● **OBJECTIVE**
Collect from the data below each line with "Website".

## begin INFORMATION PROVIDED

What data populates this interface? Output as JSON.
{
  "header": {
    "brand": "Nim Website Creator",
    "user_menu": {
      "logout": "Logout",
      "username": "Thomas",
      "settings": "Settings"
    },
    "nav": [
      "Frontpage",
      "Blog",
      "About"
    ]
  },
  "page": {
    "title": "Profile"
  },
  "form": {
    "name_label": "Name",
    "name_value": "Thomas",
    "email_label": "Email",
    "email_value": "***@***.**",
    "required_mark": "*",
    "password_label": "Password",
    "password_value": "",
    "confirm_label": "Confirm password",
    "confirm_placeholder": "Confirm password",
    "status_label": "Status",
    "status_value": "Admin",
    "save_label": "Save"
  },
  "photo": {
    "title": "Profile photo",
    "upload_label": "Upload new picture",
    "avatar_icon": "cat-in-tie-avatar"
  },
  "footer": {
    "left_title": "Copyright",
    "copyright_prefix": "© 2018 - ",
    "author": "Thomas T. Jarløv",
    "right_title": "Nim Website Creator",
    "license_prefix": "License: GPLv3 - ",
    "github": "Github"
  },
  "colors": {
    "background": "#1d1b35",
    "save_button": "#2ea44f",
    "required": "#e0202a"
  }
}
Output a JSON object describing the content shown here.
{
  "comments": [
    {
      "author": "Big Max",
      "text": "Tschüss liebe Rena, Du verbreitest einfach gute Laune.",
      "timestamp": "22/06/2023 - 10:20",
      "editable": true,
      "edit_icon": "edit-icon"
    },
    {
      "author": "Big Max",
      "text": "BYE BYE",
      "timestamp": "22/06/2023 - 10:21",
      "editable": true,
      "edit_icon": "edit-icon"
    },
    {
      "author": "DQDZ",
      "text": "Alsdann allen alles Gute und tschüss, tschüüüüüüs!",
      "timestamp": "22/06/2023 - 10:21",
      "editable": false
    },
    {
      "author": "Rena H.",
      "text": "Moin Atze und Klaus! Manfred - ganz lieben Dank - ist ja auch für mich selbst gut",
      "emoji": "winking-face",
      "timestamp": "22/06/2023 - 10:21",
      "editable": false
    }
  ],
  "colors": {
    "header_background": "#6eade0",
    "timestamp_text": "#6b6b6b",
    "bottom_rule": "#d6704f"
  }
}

## end INFORMATION PROVIDED

● **EXERCISE RESPONSE**
    "brand": "Nim Website Creator",
    "right_title": "Nim Website Creator",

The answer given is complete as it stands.